Source records:
— BEGIN —

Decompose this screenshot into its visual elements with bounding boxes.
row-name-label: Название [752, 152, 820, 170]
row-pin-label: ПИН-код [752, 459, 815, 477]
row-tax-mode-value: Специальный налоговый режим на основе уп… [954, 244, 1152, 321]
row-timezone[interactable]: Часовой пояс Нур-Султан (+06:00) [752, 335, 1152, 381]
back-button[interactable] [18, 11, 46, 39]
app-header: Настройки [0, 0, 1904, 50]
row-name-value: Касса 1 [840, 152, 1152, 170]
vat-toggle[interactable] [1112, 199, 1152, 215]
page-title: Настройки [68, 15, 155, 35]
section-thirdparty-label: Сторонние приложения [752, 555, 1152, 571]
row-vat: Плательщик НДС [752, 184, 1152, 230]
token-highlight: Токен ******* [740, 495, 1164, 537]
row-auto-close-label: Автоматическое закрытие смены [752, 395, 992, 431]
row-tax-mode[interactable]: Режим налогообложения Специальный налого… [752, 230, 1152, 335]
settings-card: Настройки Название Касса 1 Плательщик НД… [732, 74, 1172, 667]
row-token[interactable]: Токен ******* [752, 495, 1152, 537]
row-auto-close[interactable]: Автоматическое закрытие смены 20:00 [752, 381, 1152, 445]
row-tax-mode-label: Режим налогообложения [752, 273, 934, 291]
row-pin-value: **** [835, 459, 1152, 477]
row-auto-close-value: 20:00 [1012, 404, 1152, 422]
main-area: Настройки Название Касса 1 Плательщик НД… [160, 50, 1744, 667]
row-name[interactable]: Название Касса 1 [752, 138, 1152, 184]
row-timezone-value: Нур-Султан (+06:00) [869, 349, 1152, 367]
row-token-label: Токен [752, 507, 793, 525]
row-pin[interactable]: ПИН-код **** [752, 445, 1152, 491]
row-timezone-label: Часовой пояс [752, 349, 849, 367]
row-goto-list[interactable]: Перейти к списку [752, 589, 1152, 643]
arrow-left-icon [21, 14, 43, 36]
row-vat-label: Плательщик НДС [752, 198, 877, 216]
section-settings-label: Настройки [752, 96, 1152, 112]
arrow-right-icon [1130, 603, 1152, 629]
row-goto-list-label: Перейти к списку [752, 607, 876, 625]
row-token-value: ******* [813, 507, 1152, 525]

— END —

WHAT IS ASKED
Transcribe every line above without any changes.

RESULT FOR THIS TASK
Decompose this screenshot into its visual elements with bounding boxes.
row-name-label: Название [752, 152, 820, 170]
row-pin-label: ПИН-код [752, 459, 815, 477]
row-tax-mode-value: Специальный налоговый режим на основе уп… [954, 244, 1152, 321]
row-timezone[interactable]: Часовой пояс Нур-Султан (+06:00) [752, 335, 1152, 381]
back-button[interactable] [18, 11, 46, 39]
app-header: Настройки [0, 0, 1904, 50]
row-name-value: Касса 1 [840, 152, 1152, 170]
vat-toggle[interactable] [1112, 199, 1152, 215]
page-title: Настройки [68, 15, 155, 35]
section-thirdparty-label: Сторонние приложения [752, 555, 1152, 571]
row-vat: Плательщик НДС [752, 184, 1152, 230]
token-highlight: Токен ******* [740, 495, 1164, 537]
row-auto-close-label: Автоматическое закрытие смены [752, 395, 992, 431]
row-tax-mode[interactable]: Режим налогообложения Специальный налого… [752, 230, 1152, 335]
settings-card: Настройки Название Касса 1 Плательщик НД… [732, 74, 1172, 667]
row-token[interactable]: Токен ******* [752, 495, 1152, 537]
row-auto-close[interactable]: Автоматическое закрытие смены 20:00 [752, 381, 1152, 445]
row-tax-mode-label: Режим налогообложения [752, 273, 934, 291]
row-pin-value: **** [835, 459, 1152, 477]
row-auto-close-value: 20:00 [1012, 404, 1152, 422]
main-area: Настройки Название Касса 1 Плательщик НД… [160, 50, 1744, 667]
row-name[interactable]: Название Касса 1 [752, 138, 1152, 184]
row-timezone-value: Нур-Султан (+06:00) [869, 349, 1152, 367]
row-token-label: Токен [752, 507, 793, 525]
row-pin[interactable]: ПИН-код **** [752, 445, 1152, 491]
row-timezone-label: Часовой пояс [752, 349, 849, 367]
row-goto-list[interactable]: Перейти к списку [752, 589, 1152, 643]
arrow-left-icon [21, 14, 43, 36]
row-vat-label: Плательщик НДС [752, 198, 877, 216]
section-settings-label: Настройки [752, 96, 1152, 112]
arrow-right-icon [1130, 603, 1152, 629]
row-goto-list-label: Перейти к списку [752, 607, 876, 625]
row-token-value: ******* [813, 507, 1152, 525]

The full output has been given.